Raw records:
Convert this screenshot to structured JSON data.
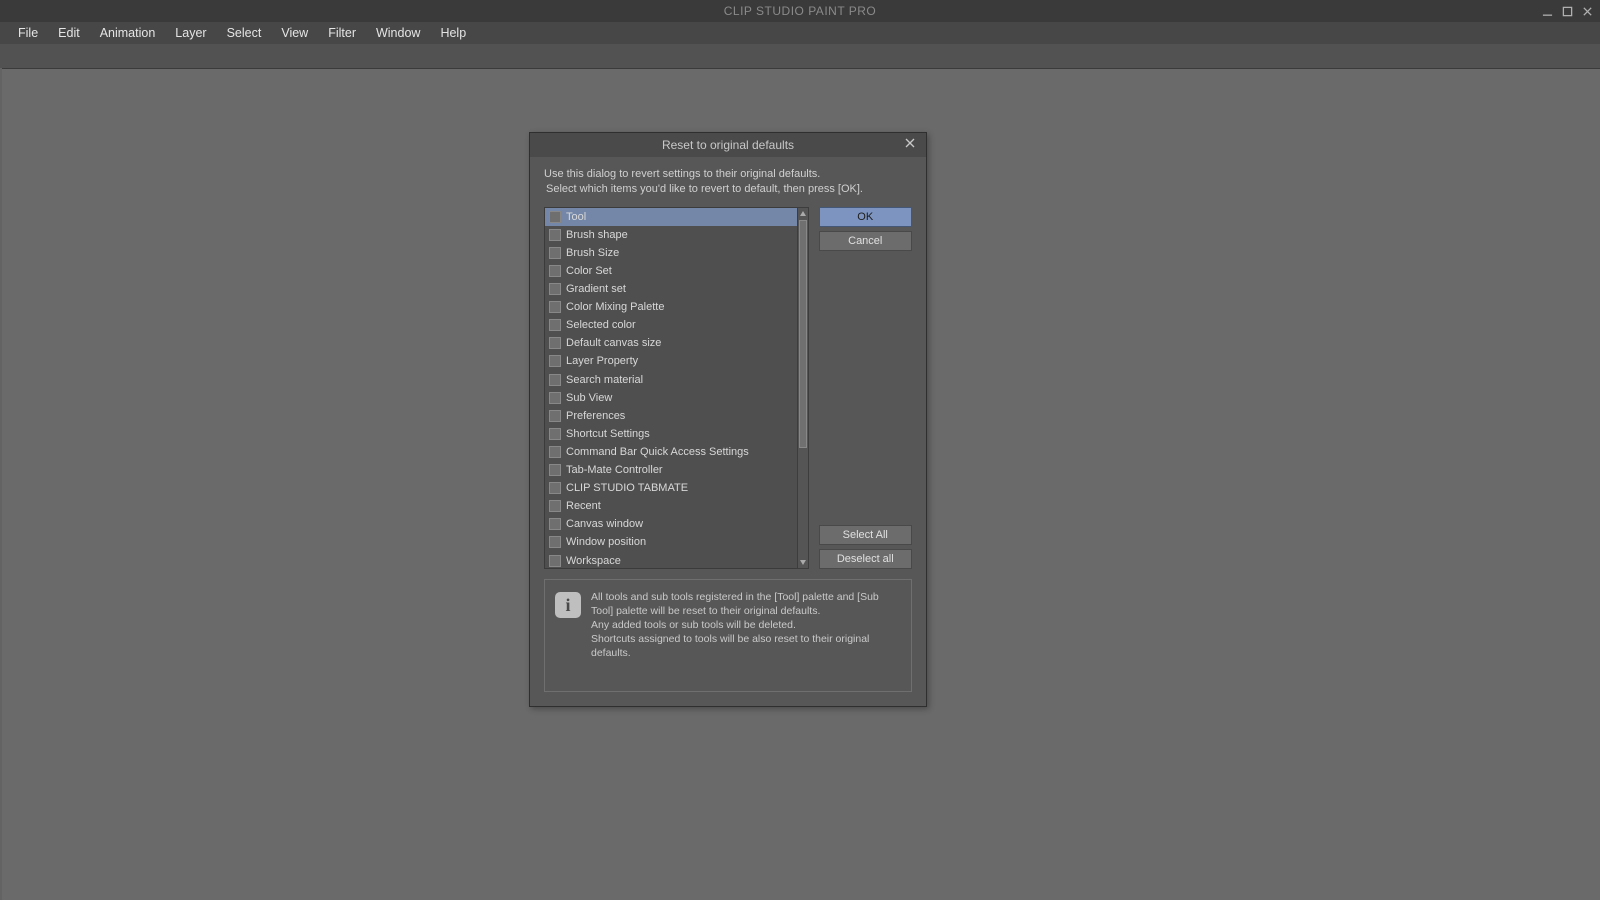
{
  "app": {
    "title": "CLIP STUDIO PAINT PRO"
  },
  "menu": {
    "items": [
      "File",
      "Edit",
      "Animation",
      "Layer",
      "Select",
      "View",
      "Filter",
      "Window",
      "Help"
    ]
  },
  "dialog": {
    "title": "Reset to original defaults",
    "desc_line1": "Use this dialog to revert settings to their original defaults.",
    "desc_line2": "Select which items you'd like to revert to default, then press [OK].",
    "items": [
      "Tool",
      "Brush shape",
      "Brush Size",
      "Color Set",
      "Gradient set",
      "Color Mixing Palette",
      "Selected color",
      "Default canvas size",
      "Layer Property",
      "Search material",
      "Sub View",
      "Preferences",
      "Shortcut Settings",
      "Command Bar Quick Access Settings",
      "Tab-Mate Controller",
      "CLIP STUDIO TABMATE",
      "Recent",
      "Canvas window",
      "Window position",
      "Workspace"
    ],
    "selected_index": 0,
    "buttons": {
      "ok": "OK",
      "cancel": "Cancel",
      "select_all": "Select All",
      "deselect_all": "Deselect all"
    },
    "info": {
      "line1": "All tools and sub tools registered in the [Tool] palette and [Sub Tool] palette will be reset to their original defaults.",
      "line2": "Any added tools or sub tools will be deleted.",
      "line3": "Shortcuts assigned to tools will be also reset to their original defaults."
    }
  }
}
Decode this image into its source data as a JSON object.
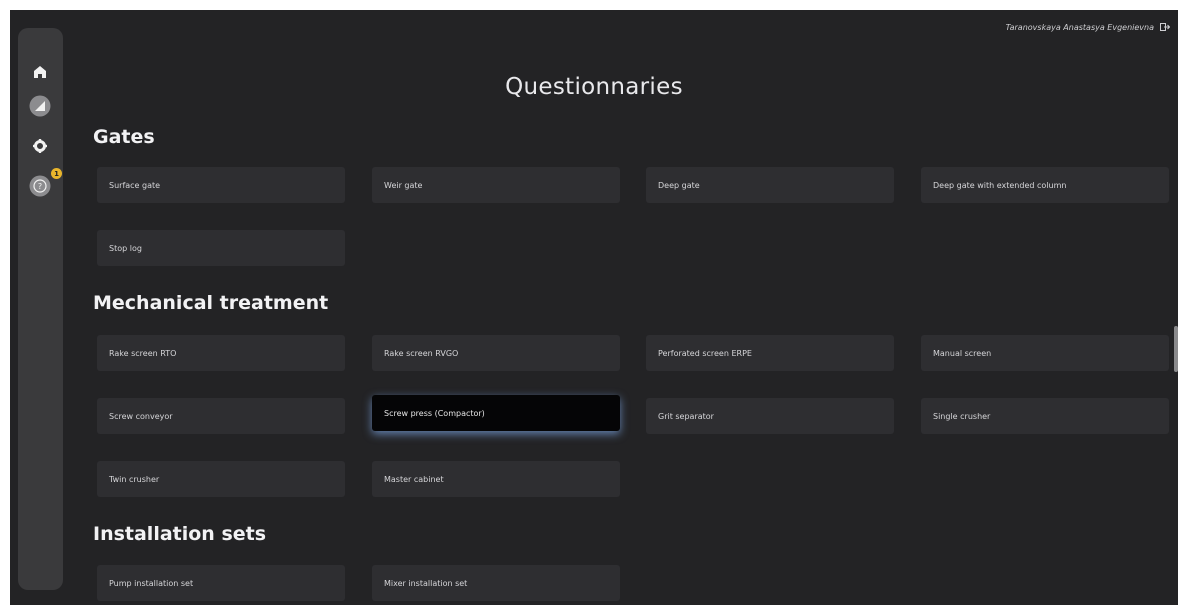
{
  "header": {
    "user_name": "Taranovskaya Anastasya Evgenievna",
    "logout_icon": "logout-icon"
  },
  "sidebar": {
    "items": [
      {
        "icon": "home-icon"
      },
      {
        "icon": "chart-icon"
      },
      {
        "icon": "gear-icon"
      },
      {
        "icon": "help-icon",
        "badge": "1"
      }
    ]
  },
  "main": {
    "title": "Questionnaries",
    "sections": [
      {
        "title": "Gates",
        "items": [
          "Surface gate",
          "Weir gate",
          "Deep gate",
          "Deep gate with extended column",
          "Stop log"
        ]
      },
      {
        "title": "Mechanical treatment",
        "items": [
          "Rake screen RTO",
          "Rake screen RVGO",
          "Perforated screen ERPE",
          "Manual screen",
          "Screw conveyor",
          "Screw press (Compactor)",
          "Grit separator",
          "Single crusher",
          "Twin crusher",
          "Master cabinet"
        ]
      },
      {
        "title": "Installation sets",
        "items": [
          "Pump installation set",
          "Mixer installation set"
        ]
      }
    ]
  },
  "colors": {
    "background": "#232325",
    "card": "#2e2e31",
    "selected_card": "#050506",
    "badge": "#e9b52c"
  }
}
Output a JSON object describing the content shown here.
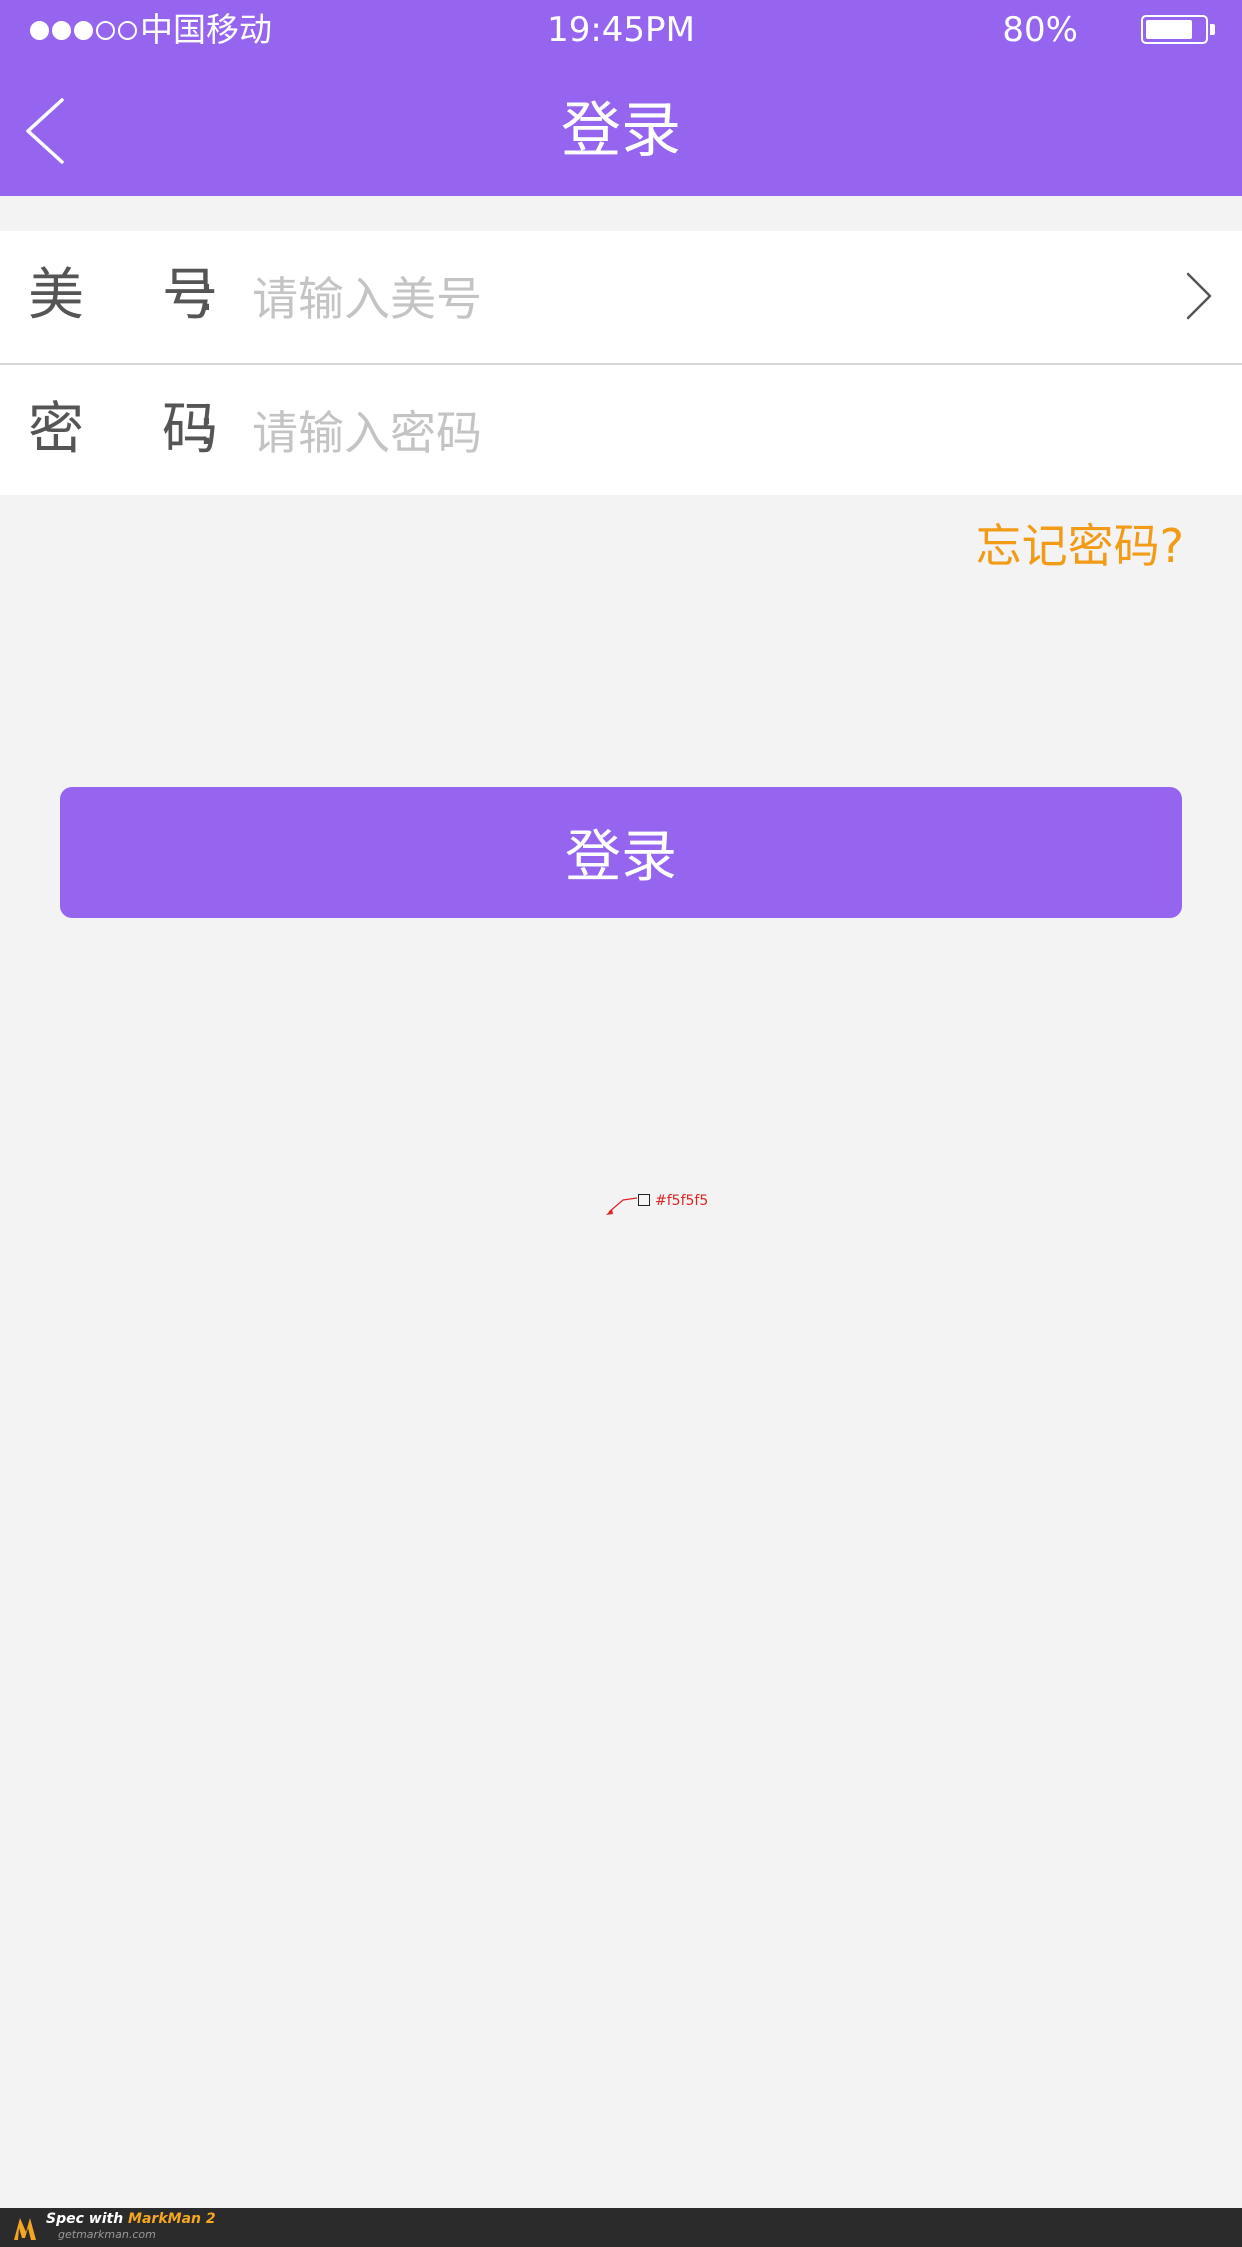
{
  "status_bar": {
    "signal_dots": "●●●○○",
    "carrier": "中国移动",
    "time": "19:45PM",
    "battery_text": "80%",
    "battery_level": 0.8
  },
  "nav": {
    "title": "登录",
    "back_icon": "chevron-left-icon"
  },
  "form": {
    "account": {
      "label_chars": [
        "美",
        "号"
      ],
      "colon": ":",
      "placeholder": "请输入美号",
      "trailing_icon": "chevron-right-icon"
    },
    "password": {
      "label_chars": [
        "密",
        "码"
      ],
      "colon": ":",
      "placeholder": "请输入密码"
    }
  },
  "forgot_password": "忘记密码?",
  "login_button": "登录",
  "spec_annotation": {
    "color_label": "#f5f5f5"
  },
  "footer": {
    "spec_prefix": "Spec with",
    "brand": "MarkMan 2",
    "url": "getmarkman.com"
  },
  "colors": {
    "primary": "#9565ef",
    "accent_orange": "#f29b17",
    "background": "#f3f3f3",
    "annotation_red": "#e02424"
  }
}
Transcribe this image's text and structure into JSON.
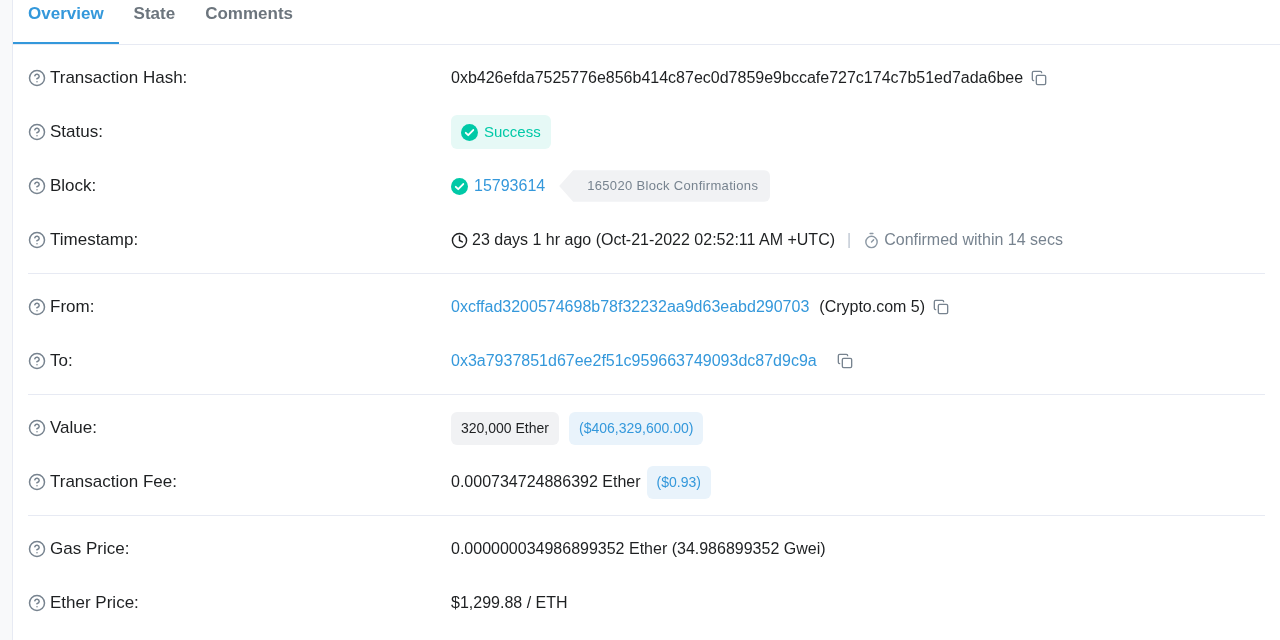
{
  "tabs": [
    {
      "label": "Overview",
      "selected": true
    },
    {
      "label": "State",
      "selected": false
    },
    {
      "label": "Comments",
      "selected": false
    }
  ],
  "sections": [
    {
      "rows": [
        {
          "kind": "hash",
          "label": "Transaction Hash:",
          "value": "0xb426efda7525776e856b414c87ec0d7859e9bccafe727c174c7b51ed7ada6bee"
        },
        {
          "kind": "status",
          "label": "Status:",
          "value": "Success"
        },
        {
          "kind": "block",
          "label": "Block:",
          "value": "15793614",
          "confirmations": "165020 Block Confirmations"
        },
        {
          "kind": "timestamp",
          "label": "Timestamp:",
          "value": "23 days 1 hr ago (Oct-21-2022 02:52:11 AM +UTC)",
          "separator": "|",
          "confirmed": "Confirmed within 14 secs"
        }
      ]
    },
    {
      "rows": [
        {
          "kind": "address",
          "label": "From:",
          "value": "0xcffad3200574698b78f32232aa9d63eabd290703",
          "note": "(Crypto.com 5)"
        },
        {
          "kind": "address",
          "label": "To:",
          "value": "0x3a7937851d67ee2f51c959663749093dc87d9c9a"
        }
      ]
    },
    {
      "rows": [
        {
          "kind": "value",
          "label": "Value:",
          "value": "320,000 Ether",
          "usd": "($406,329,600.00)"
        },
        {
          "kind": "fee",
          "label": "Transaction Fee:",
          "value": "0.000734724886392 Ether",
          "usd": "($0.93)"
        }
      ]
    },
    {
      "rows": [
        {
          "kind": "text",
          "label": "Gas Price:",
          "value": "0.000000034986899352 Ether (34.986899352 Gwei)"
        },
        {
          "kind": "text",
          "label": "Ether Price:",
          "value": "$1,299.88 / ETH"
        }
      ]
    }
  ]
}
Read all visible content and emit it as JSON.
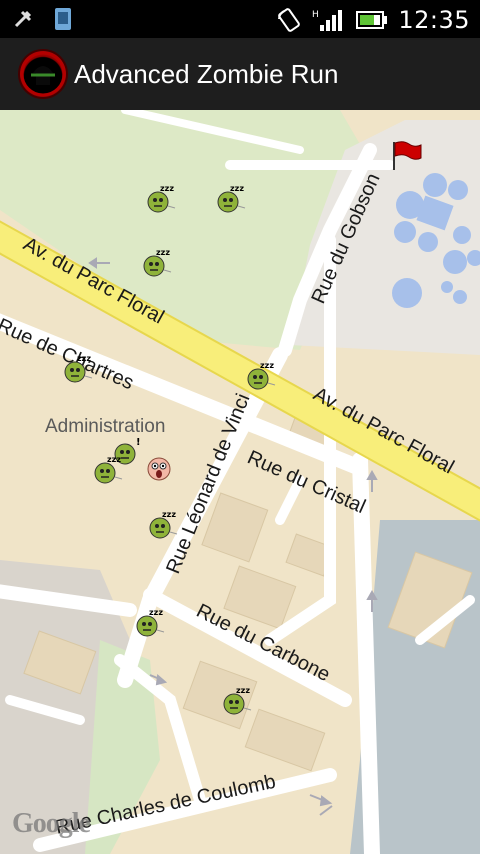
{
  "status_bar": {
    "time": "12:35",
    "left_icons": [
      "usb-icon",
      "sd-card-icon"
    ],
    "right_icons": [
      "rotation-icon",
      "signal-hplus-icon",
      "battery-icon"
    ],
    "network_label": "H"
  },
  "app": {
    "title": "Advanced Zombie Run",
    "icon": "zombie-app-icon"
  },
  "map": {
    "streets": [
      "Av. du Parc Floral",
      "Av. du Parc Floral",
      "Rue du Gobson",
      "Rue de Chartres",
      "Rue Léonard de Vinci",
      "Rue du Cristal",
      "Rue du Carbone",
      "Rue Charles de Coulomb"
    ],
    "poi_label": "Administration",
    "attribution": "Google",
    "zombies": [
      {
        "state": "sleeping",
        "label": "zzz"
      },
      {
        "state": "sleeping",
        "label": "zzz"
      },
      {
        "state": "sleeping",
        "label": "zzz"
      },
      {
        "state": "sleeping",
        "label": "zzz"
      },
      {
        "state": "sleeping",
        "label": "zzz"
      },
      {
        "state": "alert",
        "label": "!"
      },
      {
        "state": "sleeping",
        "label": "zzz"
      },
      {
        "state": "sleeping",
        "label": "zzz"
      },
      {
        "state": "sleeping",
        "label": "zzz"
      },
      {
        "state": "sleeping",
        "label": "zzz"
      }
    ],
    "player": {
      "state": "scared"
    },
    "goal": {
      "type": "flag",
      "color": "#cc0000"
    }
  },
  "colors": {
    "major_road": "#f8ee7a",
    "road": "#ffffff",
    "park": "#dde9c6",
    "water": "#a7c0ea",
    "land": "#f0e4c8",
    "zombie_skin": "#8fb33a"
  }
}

What is expected: Using the records above, select and copy every line that has the word "Screw".

Exercise answer:
          "Screw conveyor",
          "Screw press (Compactor)",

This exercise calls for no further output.